BEGIN

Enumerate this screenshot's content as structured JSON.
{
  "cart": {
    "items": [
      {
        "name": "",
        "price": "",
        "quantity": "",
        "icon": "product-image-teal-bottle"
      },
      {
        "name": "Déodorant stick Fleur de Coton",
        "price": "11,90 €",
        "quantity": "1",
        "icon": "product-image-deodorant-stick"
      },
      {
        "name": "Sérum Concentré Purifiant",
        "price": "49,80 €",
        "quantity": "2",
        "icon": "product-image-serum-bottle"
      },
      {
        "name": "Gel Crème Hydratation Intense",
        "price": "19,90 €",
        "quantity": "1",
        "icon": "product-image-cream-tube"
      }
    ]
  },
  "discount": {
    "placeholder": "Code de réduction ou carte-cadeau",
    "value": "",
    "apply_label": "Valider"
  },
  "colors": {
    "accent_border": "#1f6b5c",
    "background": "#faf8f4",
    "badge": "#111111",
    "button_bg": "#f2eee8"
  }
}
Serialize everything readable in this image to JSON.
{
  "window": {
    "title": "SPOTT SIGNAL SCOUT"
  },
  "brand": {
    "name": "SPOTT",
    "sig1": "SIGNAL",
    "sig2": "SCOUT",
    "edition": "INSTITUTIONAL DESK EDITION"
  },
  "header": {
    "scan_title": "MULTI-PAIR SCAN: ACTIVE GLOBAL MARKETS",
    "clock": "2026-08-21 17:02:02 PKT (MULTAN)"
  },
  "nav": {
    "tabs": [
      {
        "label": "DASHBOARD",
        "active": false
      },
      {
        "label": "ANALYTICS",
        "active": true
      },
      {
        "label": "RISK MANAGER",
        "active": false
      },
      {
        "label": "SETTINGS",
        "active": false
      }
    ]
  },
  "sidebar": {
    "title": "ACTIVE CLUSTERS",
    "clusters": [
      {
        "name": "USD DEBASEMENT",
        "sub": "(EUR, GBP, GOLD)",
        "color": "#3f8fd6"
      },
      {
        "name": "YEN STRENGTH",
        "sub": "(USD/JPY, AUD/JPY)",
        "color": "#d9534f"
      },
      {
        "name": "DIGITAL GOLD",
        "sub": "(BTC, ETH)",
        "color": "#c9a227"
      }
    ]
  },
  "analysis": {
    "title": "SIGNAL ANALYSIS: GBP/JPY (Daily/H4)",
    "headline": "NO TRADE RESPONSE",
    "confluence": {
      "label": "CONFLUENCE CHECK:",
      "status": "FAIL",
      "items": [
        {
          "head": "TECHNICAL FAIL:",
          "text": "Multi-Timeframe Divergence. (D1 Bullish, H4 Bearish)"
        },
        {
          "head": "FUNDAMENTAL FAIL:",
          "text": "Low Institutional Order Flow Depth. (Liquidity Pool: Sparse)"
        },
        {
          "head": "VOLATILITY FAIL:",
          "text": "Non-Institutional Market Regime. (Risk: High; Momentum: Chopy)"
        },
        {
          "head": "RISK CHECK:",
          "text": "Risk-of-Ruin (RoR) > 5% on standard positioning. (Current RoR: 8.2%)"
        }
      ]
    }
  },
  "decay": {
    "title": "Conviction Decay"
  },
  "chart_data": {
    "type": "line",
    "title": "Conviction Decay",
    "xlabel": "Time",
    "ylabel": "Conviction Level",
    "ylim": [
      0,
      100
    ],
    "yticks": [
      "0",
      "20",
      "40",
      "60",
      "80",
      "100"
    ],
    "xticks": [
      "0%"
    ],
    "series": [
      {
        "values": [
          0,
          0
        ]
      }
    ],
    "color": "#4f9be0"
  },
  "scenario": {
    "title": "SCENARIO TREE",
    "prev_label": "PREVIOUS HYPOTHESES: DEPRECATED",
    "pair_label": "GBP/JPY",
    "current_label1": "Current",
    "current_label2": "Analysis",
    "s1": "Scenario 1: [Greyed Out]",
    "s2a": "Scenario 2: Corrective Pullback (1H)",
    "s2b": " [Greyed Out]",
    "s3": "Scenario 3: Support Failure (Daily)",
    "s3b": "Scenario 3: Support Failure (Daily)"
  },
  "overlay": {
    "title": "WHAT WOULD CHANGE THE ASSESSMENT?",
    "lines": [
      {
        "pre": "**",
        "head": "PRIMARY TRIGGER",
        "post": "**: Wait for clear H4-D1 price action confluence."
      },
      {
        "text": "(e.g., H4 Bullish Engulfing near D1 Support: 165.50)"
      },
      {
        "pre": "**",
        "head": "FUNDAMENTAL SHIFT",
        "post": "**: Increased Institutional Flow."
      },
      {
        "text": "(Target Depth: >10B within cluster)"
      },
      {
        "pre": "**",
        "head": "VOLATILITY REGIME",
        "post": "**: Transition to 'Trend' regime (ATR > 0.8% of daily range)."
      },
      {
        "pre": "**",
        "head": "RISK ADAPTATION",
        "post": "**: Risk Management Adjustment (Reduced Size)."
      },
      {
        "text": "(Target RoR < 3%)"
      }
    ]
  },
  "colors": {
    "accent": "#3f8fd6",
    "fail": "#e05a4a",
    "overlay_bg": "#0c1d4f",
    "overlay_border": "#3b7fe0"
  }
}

END

What to work on: Send back all of the entries exactly, with nothing missing.

Answer for this exercise:
Enumerate this screenshot's content as structured JSON.
{
  "cart": {
    "items": [
      {
        "name": "",
        "price": "",
        "quantity": "",
        "icon": "product-image-teal-bottle"
      },
      {
        "name": "Déodorant stick Fleur de Coton",
        "price": "11,90 €",
        "quantity": "1",
        "icon": "product-image-deodorant-stick"
      },
      {
        "name": "Sérum Concentré Purifiant",
        "price": "49,80 €",
        "quantity": "2",
        "icon": "product-image-serum-bottle"
      },
      {
        "name": "Gel Crème Hydratation Intense",
        "price": "19,90 €",
        "quantity": "1",
        "icon": "product-image-cream-tube"
      }
    ]
  },
  "discount": {
    "placeholder": "Code de réduction ou carte-cadeau",
    "value": "",
    "apply_label": "Valider"
  },
  "colors": {
    "accent_border": "#1f6b5c",
    "background": "#faf8f4",
    "badge": "#111111",
    "button_bg": "#f2eee8"
  }
}
Serialize everything readable in this image to JSON.
{
  "window": {
    "title": "SPOTT SIGNAL SCOUT"
  },
  "brand": {
    "name": "SPOTT",
    "sig1": "SIGNAL",
    "sig2": "SCOUT",
    "edition": "INSTITUTIONAL DESK EDITION"
  },
  "header": {
    "scan_title": "MULTI-PAIR SCAN: ACTIVE GLOBAL MARKETS",
    "clock": "2026-08-21 17:02:02 PKT (MULTAN)"
  },
  "nav": {
    "tabs": [
      {
        "label": "DASHBOARD",
        "active": false
      },
      {
        "label": "ANALYTICS",
        "active": true
      },
      {
        "label": "RISK MANAGER",
        "active": false
      },
      {
        "label": "SETTINGS",
        "active": false
      }
    ]
  },
  "sidebar": {
    "title": "ACTIVE CLUSTERS",
    "clusters": [
      {
        "name": "USD DEBASEMENT",
        "sub": "(EUR, GBP, GOLD)",
        "color": "#3f8fd6"
      },
      {
        "name": "YEN STRENGTH",
        "sub": "(USD/JPY, AUD/JPY)",
        "color": "#d9534f"
      },
      {
        "name": "DIGITAL GOLD",
        "sub": "(BTC, ETH)",
        "color": "#c9a227"
      }
    ]
  },
  "analysis": {
    "title": "SIGNAL ANALYSIS: GBP/JPY (Daily/H4)",
    "headline": "NO TRADE RESPONSE",
    "confluence": {
      "label": "CONFLUENCE CHECK:",
      "status": "FAIL",
      "items": [
        {
          "head": "TECHNICAL FAIL:",
          "text": "Multi-Timeframe Divergence. (D1 Bullish, H4 Bearish)"
        },
        {
          "head": "FUNDAMENTAL FAIL:",
          "text": "Low Institutional Order Flow Depth. (Liquidity Pool: Sparse)"
        },
        {
          "head": "VOLATILITY FAIL:",
          "text": "Non-Institutional Market Regime. (Risk: High; Momentum: Chopy)"
        },
        {
          "head": "RISK CHECK:",
          "text": "Risk-of-Ruin (RoR) > 5% on standard positioning. (Current RoR: 8.2%)"
        }
      ]
    }
  },
  "decay": {
    "title": "Conviction Decay"
  },
  "chart_data": {
    "type": "line",
    "title": "Conviction Decay",
    "xlabel": "Time",
    "ylabel": "Conviction Level",
    "ylim": [
      0,
      100
    ],
    "yticks": [
      "0",
      "20",
      "40",
      "60",
      "80",
      "100"
    ],
    "xticks": [
      "0%"
    ],
    "series": [
      {
        "values": [
          0,
          0
        ]
      }
    ],
    "color": "#4f9be0"
  },
  "scenario": {
    "title": "SCENARIO TREE",
    "prev_label": "PREVIOUS HYPOTHESES: DEPRECATED",
    "pair_label": "GBP/JPY",
    "current_label1": "Current",
    "current_label2": "Analysis",
    "s1": "Scenario 1: [Greyed Out]",
    "s2a": "Scenario 2: Corrective Pullback (1H)",
    "s2b": " [Greyed Out]",
    "s3": "Scenario 3: Support Failure (Daily)",
    "s3b": "Scenario 3: Support Failure (Daily)"
  },
  "overlay": {
    "title": "WHAT WOULD CHANGE THE ASSESSMENT?",
    "lines": [
      {
        "pre": "**",
        "head": "PRIMARY TRIGGER",
        "post": "**: Wait for clear H4-D1 price action confluence."
      },
      {
        "text": "(e.g., H4 Bullish Engulfing near D1 Support: 165.50)"
      },
      {
        "pre": "**",
        "head": "FUNDAMENTAL SHIFT",
        "post": "**: Increased Institutional Flow."
      },
      {
        "text": "(Target Depth: >10B within cluster)"
      },
      {
        "pre": "**",
        "head": "VOLATILITY REGIME",
        "post": "**: Transition to 'Trend' regime (ATR > 0.8% of daily range)."
      },
      {
        "pre": "**",
        "head": "RISK ADAPTATION",
        "post": "**: Risk Management Adjustment (Reduced Size)."
      },
      {
        "text": "(Target RoR < 3%)"
      }
    ]
  },
  "colors": {
    "accent": "#3f8fd6",
    "fail": "#e05a4a",
    "overlay_bg": "#0c1d4f",
    "overlay_border": "#3b7fe0"
  }
}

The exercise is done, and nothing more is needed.